▶ WHAT IS NEEDED
Transcribe the listing exactly, leaving out every picture.

** BEGIN RECORDS TO USE **

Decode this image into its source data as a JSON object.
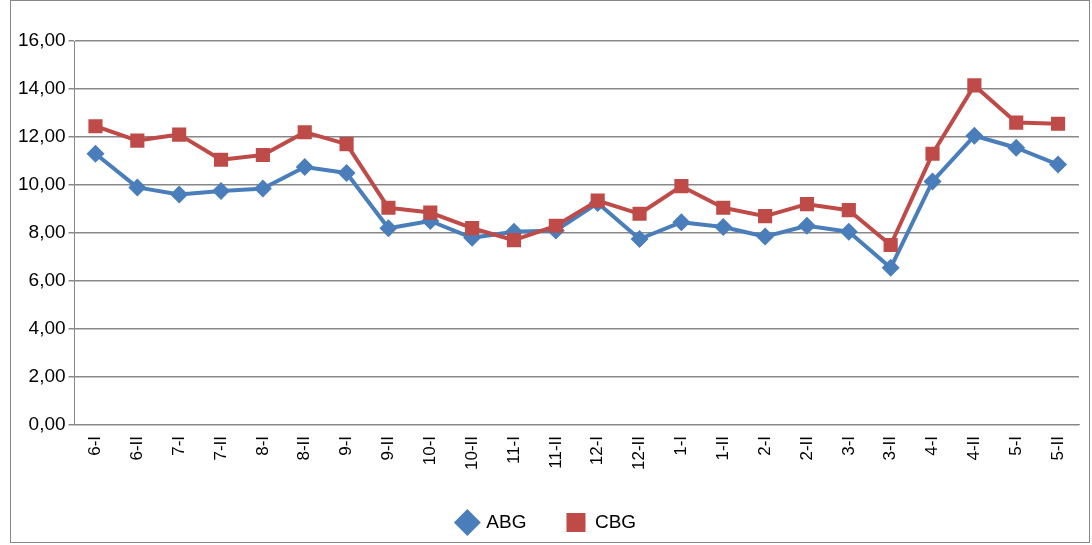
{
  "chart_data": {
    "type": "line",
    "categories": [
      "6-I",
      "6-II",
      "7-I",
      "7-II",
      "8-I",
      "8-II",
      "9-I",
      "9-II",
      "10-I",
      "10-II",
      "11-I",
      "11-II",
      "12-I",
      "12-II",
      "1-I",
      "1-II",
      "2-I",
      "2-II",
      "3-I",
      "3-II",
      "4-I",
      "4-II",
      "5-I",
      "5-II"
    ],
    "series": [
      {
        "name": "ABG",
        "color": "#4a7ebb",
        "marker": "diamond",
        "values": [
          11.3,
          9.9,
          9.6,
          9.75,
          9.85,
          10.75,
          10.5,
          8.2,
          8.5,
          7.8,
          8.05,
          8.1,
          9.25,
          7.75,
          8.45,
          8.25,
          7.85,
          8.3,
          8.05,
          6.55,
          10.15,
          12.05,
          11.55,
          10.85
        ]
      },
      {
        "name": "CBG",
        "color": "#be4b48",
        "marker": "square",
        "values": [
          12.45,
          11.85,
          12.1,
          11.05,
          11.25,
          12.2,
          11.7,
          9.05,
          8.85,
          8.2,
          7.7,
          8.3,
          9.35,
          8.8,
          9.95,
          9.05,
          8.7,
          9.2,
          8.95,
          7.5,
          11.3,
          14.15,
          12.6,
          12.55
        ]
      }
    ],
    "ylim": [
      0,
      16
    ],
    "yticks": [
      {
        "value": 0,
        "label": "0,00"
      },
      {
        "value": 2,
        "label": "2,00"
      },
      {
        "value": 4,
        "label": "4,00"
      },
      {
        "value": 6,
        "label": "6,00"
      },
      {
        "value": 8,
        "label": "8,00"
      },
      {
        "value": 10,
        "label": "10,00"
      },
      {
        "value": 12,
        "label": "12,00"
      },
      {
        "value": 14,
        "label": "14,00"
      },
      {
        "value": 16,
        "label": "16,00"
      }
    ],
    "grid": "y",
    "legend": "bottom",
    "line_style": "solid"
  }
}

** END RECORDS TO USE **

▶ OUTPUT OF THE TASK
Decode this image into its source data as a JSON object.
{
  "chart_data": {
    "type": "line",
    "categories": [
      "6-I",
      "6-II",
      "7-I",
      "7-II",
      "8-I",
      "8-II",
      "9-I",
      "9-II",
      "10-I",
      "10-II",
      "11-I",
      "11-II",
      "12-I",
      "12-II",
      "1-I",
      "1-II",
      "2-I",
      "2-II",
      "3-I",
      "3-II",
      "4-I",
      "4-II",
      "5-I",
      "5-II"
    ],
    "series": [
      {
        "name": "ABG",
        "color": "#4a7ebb",
        "marker": "diamond",
        "values": [
          11.3,
          9.9,
          9.6,
          9.75,
          9.85,
          10.75,
          10.5,
          8.2,
          8.5,
          7.8,
          8.05,
          8.1,
          9.25,
          7.75,
          8.45,
          8.25,
          7.85,
          8.3,
          8.05,
          6.55,
          10.15,
          12.05,
          11.55,
          10.85
        ]
      },
      {
        "name": "CBG",
        "color": "#be4b48",
        "marker": "square",
        "values": [
          12.45,
          11.85,
          12.1,
          11.05,
          11.25,
          12.2,
          11.7,
          9.05,
          8.85,
          8.2,
          7.7,
          8.3,
          9.35,
          8.8,
          9.95,
          9.05,
          8.7,
          9.2,
          8.95,
          7.5,
          11.3,
          14.15,
          12.6,
          12.55
        ]
      }
    ],
    "ylim": [
      0,
      16
    ],
    "yticks": [
      {
        "value": 0,
        "label": "0,00"
      },
      {
        "value": 2,
        "label": "2,00"
      },
      {
        "value": 4,
        "label": "4,00"
      },
      {
        "value": 6,
        "label": "6,00"
      },
      {
        "value": 8,
        "label": "8,00"
      },
      {
        "value": 10,
        "label": "10,00"
      },
      {
        "value": 12,
        "label": "12,00"
      },
      {
        "value": 14,
        "label": "14,00"
      },
      {
        "value": 16,
        "label": "16,00"
      }
    ],
    "grid": "y",
    "legend": "bottom",
    "line_style": "solid"
  }
}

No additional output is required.